▶ _Task statement_:
Transcribe all the records with complete accuracy.

►

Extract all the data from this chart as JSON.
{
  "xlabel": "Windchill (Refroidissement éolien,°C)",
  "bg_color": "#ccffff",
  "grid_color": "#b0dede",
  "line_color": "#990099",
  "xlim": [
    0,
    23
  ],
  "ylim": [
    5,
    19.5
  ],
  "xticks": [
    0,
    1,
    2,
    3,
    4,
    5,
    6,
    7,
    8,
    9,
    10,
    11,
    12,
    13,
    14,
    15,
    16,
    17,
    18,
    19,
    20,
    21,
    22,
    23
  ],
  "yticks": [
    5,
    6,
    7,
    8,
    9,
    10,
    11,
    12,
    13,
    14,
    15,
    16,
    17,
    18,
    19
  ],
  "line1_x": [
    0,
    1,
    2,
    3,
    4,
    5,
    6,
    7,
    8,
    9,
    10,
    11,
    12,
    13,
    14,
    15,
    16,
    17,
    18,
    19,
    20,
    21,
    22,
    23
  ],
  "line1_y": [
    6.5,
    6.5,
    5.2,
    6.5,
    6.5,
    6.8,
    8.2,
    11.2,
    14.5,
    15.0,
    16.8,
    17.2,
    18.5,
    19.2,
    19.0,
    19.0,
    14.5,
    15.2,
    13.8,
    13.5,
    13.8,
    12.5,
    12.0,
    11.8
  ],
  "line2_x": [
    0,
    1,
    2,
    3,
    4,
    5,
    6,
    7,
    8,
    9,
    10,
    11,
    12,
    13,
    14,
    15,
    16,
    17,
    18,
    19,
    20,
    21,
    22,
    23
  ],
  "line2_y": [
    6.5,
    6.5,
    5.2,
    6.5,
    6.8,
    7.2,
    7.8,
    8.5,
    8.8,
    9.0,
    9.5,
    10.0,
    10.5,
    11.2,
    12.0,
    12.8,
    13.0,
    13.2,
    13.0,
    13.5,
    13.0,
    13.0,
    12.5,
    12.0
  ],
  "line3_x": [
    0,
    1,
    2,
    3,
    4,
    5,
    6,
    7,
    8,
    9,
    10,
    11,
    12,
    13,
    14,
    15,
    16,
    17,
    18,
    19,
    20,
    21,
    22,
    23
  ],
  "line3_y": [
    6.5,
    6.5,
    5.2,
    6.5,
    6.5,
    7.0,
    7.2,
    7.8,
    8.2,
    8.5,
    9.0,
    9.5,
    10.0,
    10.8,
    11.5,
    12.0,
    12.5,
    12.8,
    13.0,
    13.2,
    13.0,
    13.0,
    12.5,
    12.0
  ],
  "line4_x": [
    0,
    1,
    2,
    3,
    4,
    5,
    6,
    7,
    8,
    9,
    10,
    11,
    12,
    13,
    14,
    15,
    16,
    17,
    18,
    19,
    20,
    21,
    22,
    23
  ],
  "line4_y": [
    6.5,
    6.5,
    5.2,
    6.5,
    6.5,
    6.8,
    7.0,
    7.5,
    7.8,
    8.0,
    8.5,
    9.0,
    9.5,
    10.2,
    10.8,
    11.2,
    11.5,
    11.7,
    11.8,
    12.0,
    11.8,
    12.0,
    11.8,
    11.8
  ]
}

◄

▶ _Result for this exercise_:
Extract all the data from this chart as JSON.
{
  "xlabel": "Windchill (Refroidissement éolien,°C)",
  "bg_color": "#ccffff",
  "grid_color": "#b0dede",
  "line_color": "#990099",
  "xlim": [
    0,
    23
  ],
  "ylim": [
    5,
    19.5
  ],
  "xticks": [
    0,
    1,
    2,
    3,
    4,
    5,
    6,
    7,
    8,
    9,
    10,
    11,
    12,
    13,
    14,
    15,
    16,
    17,
    18,
    19,
    20,
    21,
    22,
    23
  ],
  "yticks": [
    5,
    6,
    7,
    8,
    9,
    10,
    11,
    12,
    13,
    14,
    15,
    16,
    17,
    18,
    19
  ],
  "line1_x": [
    0,
    1,
    2,
    3,
    4,
    5,
    6,
    7,
    8,
    9,
    10,
    11,
    12,
    13,
    14,
    15,
    16,
    17,
    18,
    19,
    20,
    21,
    22,
    23
  ],
  "line1_y": [
    6.5,
    6.5,
    5.2,
    6.5,
    6.5,
    6.8,
    8.2,
    11.2,
    14.5,
    15.0,
    16.8,
    17.2,
    18.5,
    19.2,
    19.0,
    19.0,
    14.5,
    15.2,
    13.8,
    13.5,
    13.8,
    12.5,
    12.0,
    11.8
  ],
  "line2_x": [
    0,
    1,
    2,
    3,
    4,
    5,
    6,
    7,
    8,
    9,
    10,
    11,
    12,
    13,
    14,
    15,
    16,
    17,
    18,
    19,
    20,
    21,
    22,
    23
  ],
  "line2_y": [
    6.5,
    6.5,
    5.2,
    6.5,
    6.8,
    7.2,
    7.8,
    8.5,
    8.8,
    9.0,
    9.5,
    10.0,
    10.5,
    11.2,
    12.0,
    12.8,
    13.0,
    13.2,
    13.0,
    13.5,
    13.0,
    13.0,
    12.5,
    12.0
  ],
  "line3_x": [
    0,
    1,
    2,
    3,
    4,
    5,
    6,
    7,
    8,
    9,
    10,
    11,
    12,
    13,
    14,
    15,
    16,
    17,
    18,
    19,
    20,
    21,
    22,
    23
  ],
  "line3_y": [
    6.5,
    6.5,
    5.2,
    6.5,
    6.5,
    7.0,
    7.2,
    7.8,
    8.2,
    8.5,
    9.0,
    9.5,
    10.0,
    10.8,
    11.5,
    12.0,
    12.5,
    12.8,
    13.0,
    13.2,
    13.0,
    13.0,
    12.5,
    12.0
  ],
  "line4_x": [
    0,
    1,
    2,
    3,
    4,
    5,
    6,
    7,
    8,
    9,
    10,
    11,
    12,
    13,
    14,
    15,
    16,
    17,
    18,
    19,
    20,
    21,
    22,
    23
  ],
  "line4_y": [
    6.5,
    6.5,
    5.2,
    6.5,
    6.5,
    6.8,
    7.0,
    7.5,
    7.8,
    8.0,
    8.5,
    9.0,
    9.5,
    10.2,
    10.8,
    11.2,
    11.5,
    11.7,
    11.8,
    12.0,
    11.8,
    12.0,
    11.8,
    11.8
  ]
}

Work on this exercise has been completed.